==== Material supplied ====

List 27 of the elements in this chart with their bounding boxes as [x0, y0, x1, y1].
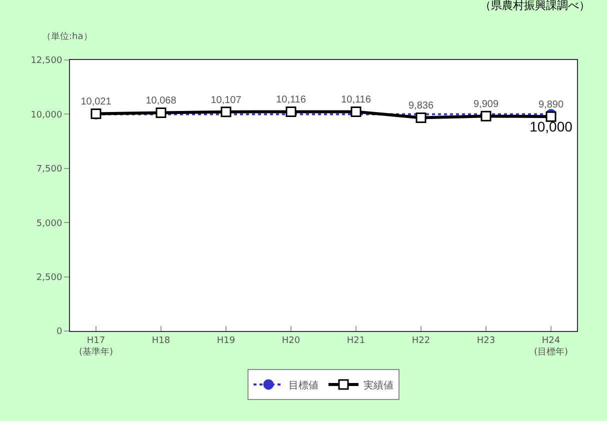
data-label: 9,909	[473, 99, 499, 110]
x-tick-label: H23	[476, 336, 496, 346]
y-tick-label: 12,500	[30, 56, 62, 66]
y-tick-label: 0	[56, 327, 62, 338]
data-label: 9,890	[538, 99, 564, 110]
data-label: 10,107	[210, 94, 242, 106]
y-tick-label: 10,000	[30, 110, 62, 120]
data-label: 9,836	[408, 100, 434, 112]
data-label: 10,021	[80, 96, 112, 108]
text: （単位:ha）	[42, 31, 92, 42]
x-tick-label: H24 (目標年)	[534, 336, 568, 358]
data-label: 10,068	[146, 96, 177, 107]
y-tick-label: 2,500	[36, 272, 62, 283]
data-label: 10,000	[530, 118, 573, 134]
x-tick-label: H19	[216, 336, 236, 346]
x-tick-label: H18	[152, 336, 170, 346]
x-tick-label: H20	[282, 336, 300, 346]
y-tick-label: 7,500	[36, 164, 62, 175]
legend-label: 目標値	[288, 379, 318, 392]
x-tick-label: H22	[412, 336, 430, 346]
x-tick-label: H21	[346, 336, 366, 346]
text: （県農村振興課調べ）	[480, 0, 590, 12]
data-label: 10,116	[276, 94, 306, 106]
y-tick-label: 5,000	[36, 218, 62, 229]
x-tick-label: H17 (基準年)	[78, 336, 114, 358]
legend-label: 実績値	[364, 379, 394, 392]
data-label: 10,116	[341, 94, 372, 106]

====

### Set exercise
Reproduce every line of the records above word for word, omitting the picture.

### Solution to the problem
List 27 of the elements in this chart with their bounding boxes as [x0, y0, x1, y1].
data-label: 9,909	[473, 99, 499, 110]
x-tick-label: H23	[476, 336, 496, 346]
y-tick-label: 12,500	[30, 56, 62, 66]
y-tick-label: 0	[56, 327, 62, 338]
data-label: 9,890	[538, 99, 564, 110]
data-label: 10,107	[210, 94, 242, 106]
y-tick-label: 10,000	[30, 110, 62, 120]
data-label: 9,836	[408, 100, 434, 112]
data-label: 10,021	[80, 96, 112, 108]
text: （単位:ha）	[42, 31, 92, 42]
x-tick-label: H24 (目標年)	[534, 336, 568, 358]
data-label: 10,068	[146, 96, 177, 107]
y-tick-label: 2,500	[36, 272, 62, 283]
data-label: 10,000	[530, 118, 573, 134]
x-tick-label: H19	[216, 336, 236, 346]
x-tick-label: H18	[152, 336, 170, 346]
x-tick-label: H20	[282, 336, 300, 346]
y-tick-label: 7,500	[36, 164, 62, 175]
legend-label: 目標値	[288, 379, 318, 392]
x-tick-label: H22	[412, 336, 430, 346]
x-tick-label: H21	[346, 336, 366, 346]
text: （県農村振興課調べ）	[480, 0, 590, 12]
data-label: 10,116	[276, 94, 306, 106]
y-tick-label: 5,000	[36, 218, 62, 229]
x-tick-label: H17 (基準年)	[78, 336, 114, 358]
legend-label: 実績値	[364, 379, 394, 392]
data-label: 10,116	[341, 94, 372, 106]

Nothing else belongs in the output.